=== AIM OF THE EXERCISE ===
Check every line below for the word "xlabel" and copy the ones that have it.

=== DATASET EXTRACT ===
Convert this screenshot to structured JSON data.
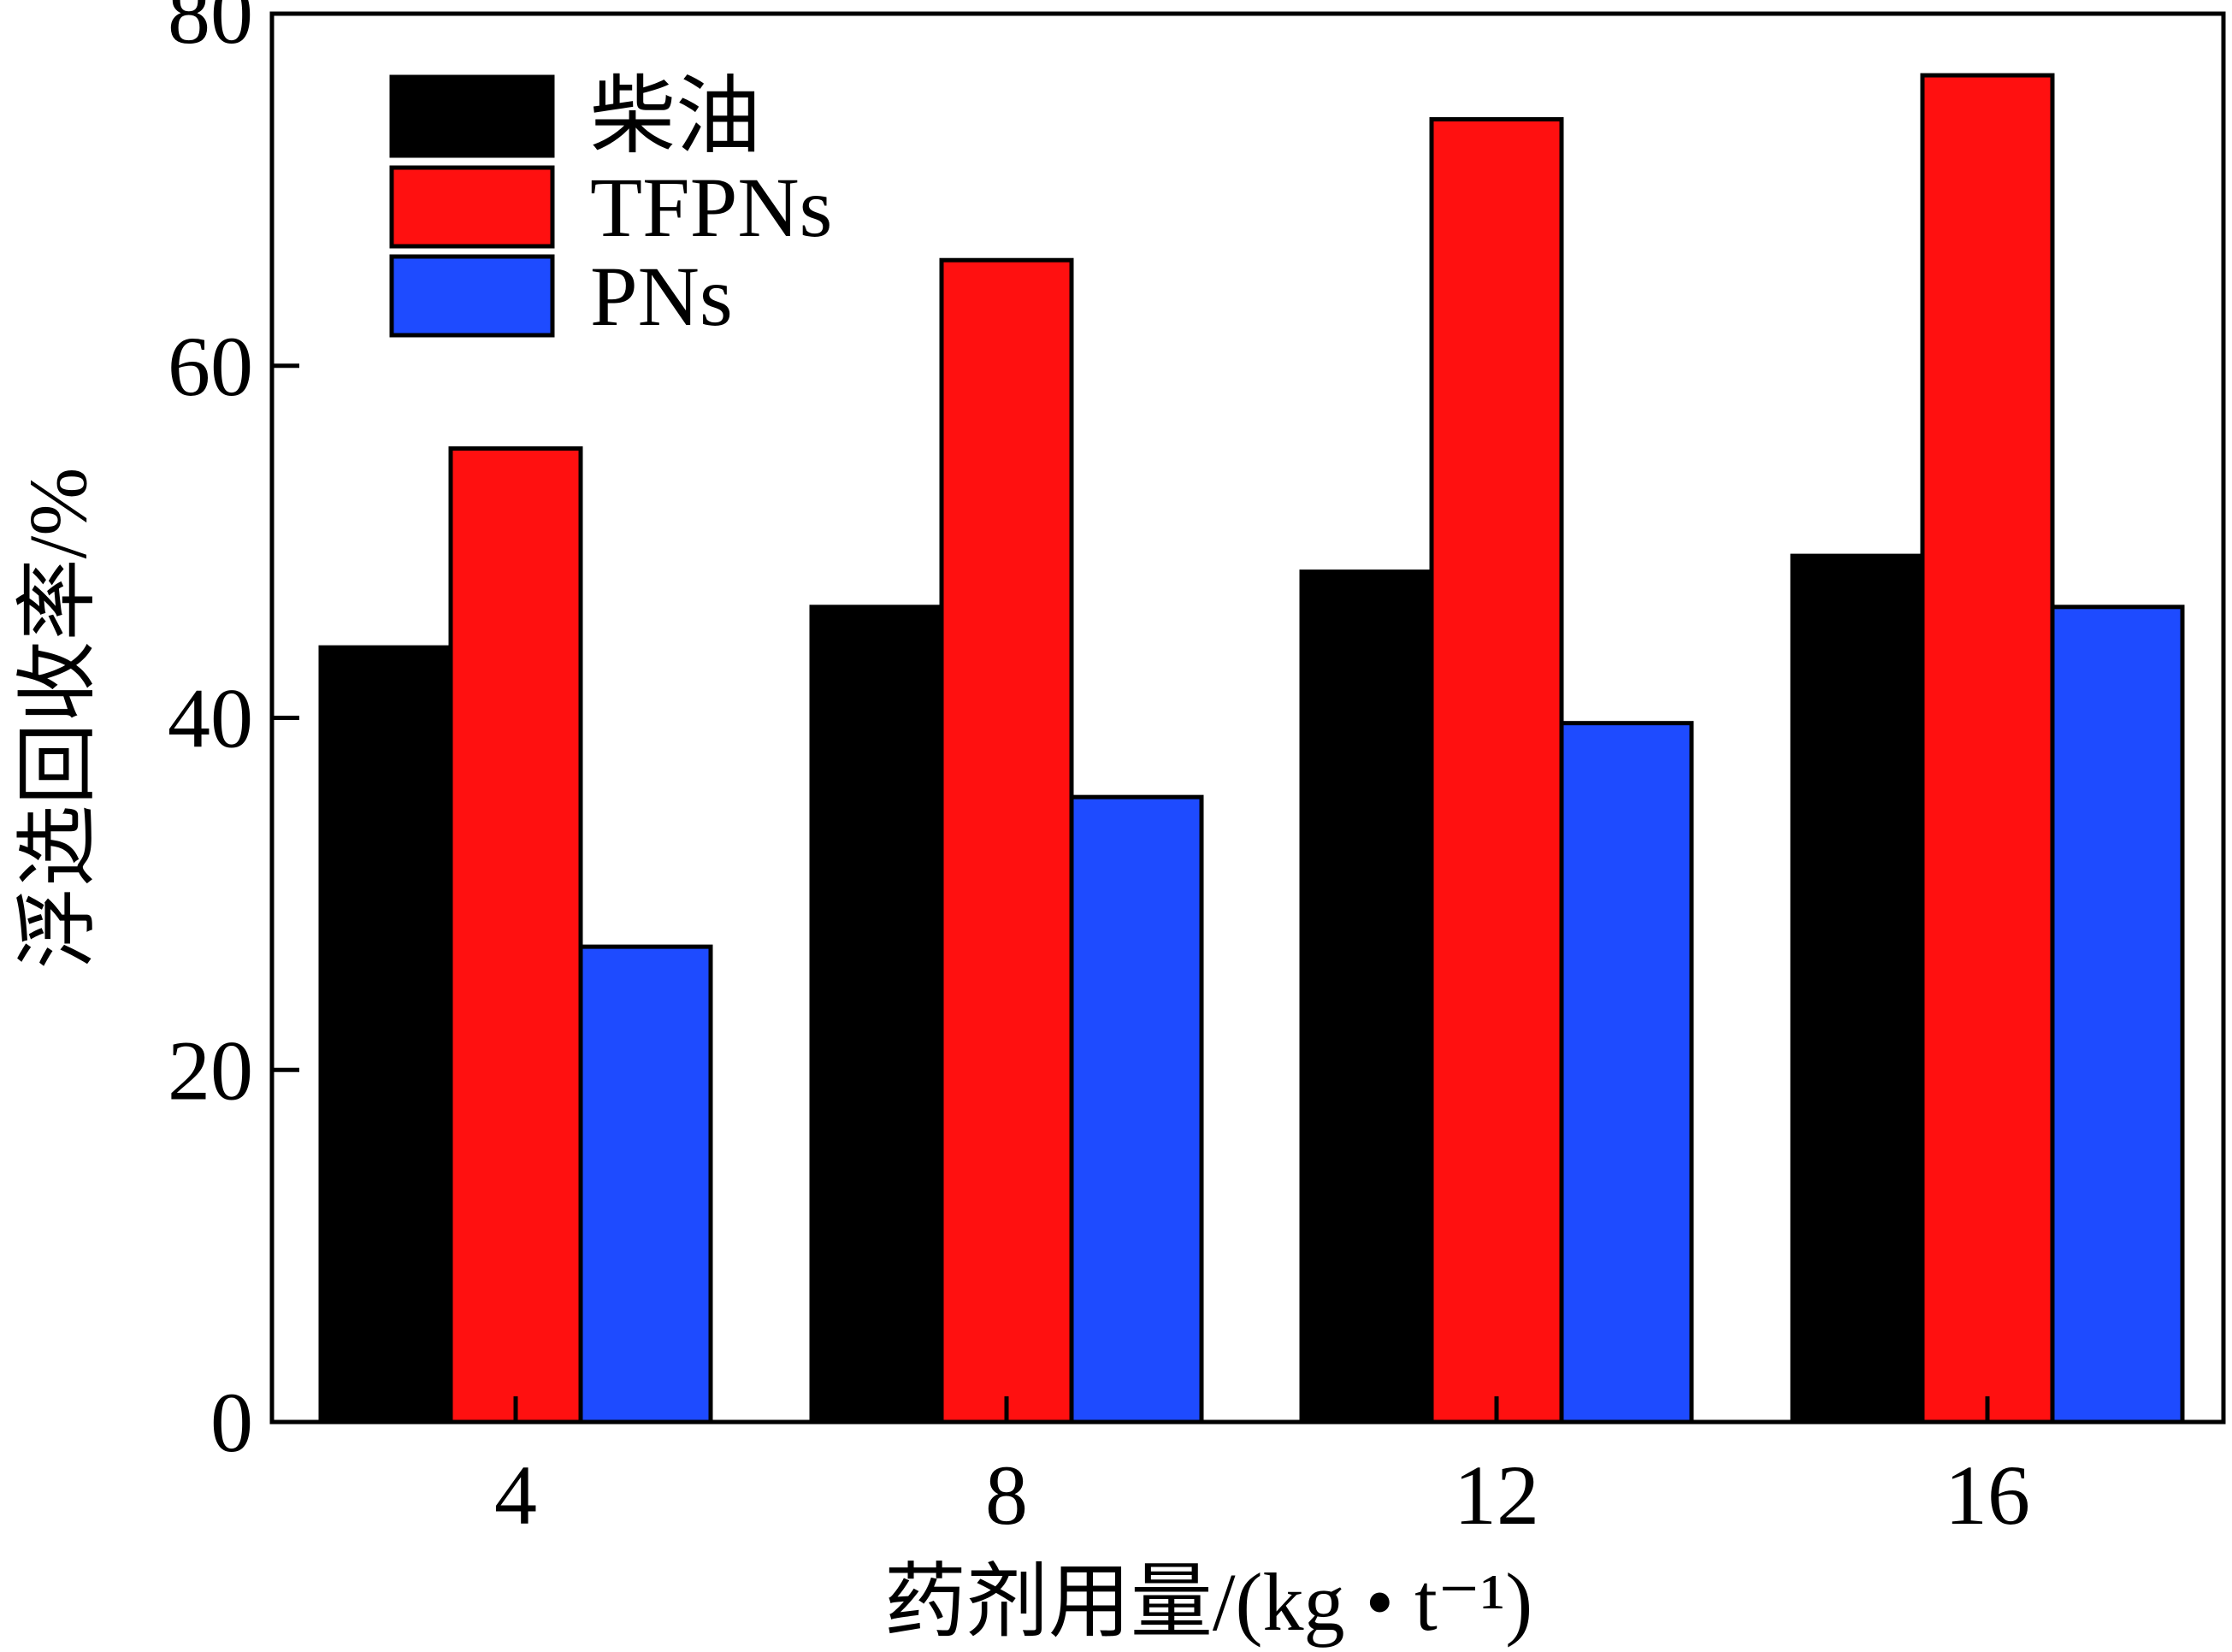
{
  "chart_data": {
    "type": "bar",
    "title": "",
    "xlabel": "药剂用量/(kg • t⁻¹)",
    "ylabel": "浮选回收率/%",
    "categories": [
      "4",
      "8",
      "12",
      "16"
    ],
    "ylim": [
      0,
      80
    ],
    "yticks": [
      0,
      20,
      40,
      60,
      80
    ],
    "yticks_labels": [
      "0",
      "20",
      "40",
      "60",
      "80"
    ],
    "grid": false,
    "legend_position": "top-left",
    "series": [
      {
        "name": "柴油",
        "color": "#000000",
        "values": [
          44.0,
          46.3,
          48.3,
          49.2
        ]
      },
      {
        "name": "TFPNs",
        "color": "#ff1010",
        "values": [
          55.3,
          66.0,
          74.0,
          76.5
        ]
      },
      {
        "name": "PNs",
        "color": "#1e4bff",
        "values": [
          27.0,
          35.5,
          39.7,
          46.3
        ]
      }
    ]
  }
}
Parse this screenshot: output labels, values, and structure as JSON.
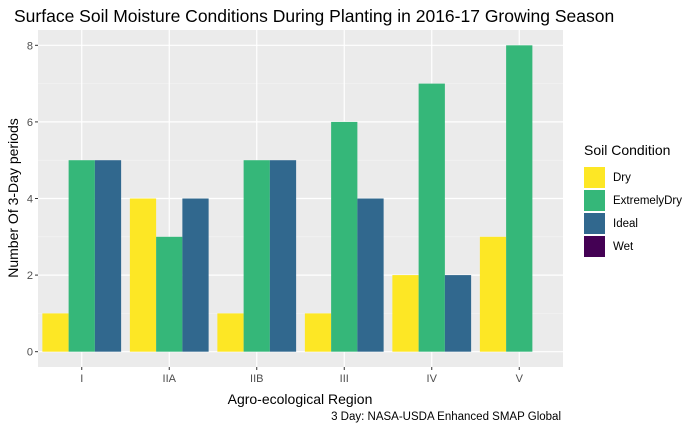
{
  "chart_data": {
    "type": "bar",
    "title": "Surface Soil Moisture Conditions During Planting in 2016-17 Growing Season",
    "xlabel": "Agro-ecological Region",
    "ylabel": "Number Of 3-Day periods",
    "caption": "3 Day: NASA-USDA Enhanced SMAP Global",
    "categories": [
      "I",
      "IIA",
      "IIB",
      "III",
      "IV",
      "V"
    ],
    "ylim": [
      -0.4,
      8.4
    ],
    "yticks": [
      0,
      2,
      4,
      6,
      8
    ],
    "legend_title": "Soil Condition",
    "legend_position": "right",
    "grid": true,
    "series": [
      {
        "name": "Dry",
        "color": "#FDE725",
        "values": [
          1,
          4,
          1,
          1,
          2,
          3
        ]
      },
      {
        "name": "ExtremelyDry",
        "color": "#35B779",
        "values": [
          5,
          3,
          5,
          6,
          7,
          8
        ]
      },
      {
        "name": "Ideal",
        "color": "#31688E",
        "values": [
          5,
          4,
          5,
          4,
          2,
          null
        ]
      },
      {
        "name": "Wet",
        "color": "#440154",
        "values": [
          null,
          null,
          null,
          null,
          null,
          null
        ]
      }
    ]
  }
}
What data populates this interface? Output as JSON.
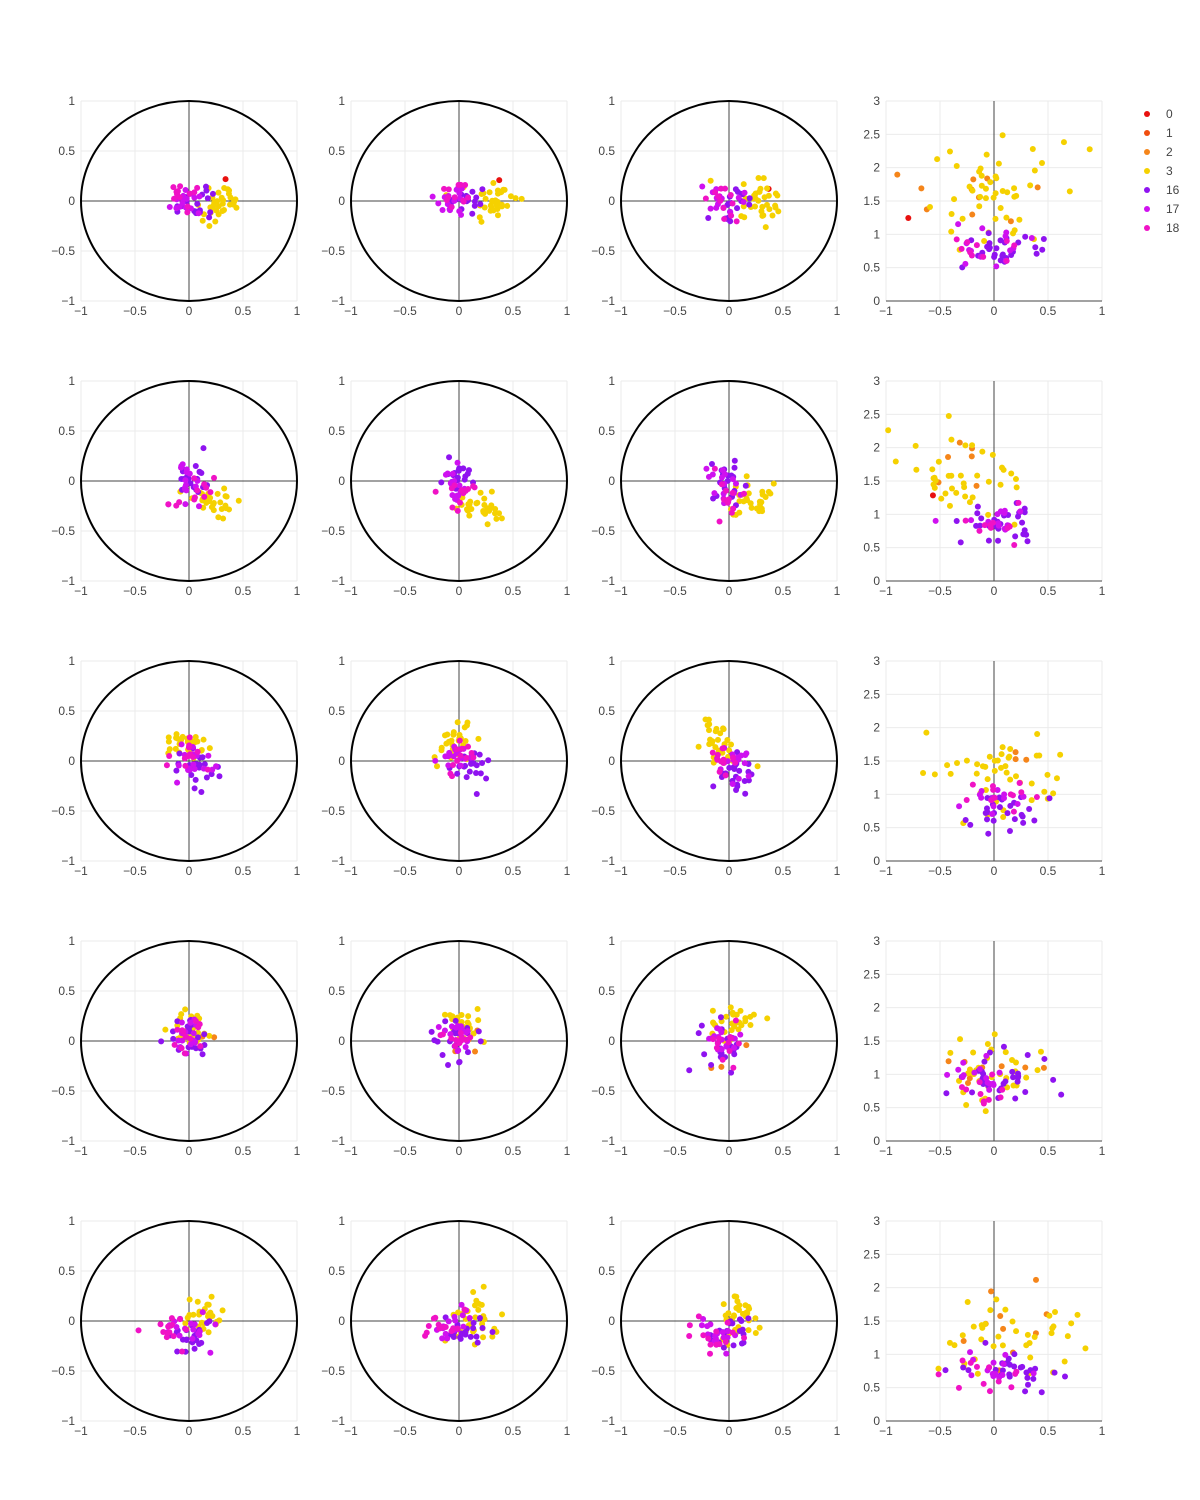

=== TASK RESULT ===
    "xlabel": "药剂用量/(kg • t⁻¹)",
    "xlabel": "Agro-ecological Region",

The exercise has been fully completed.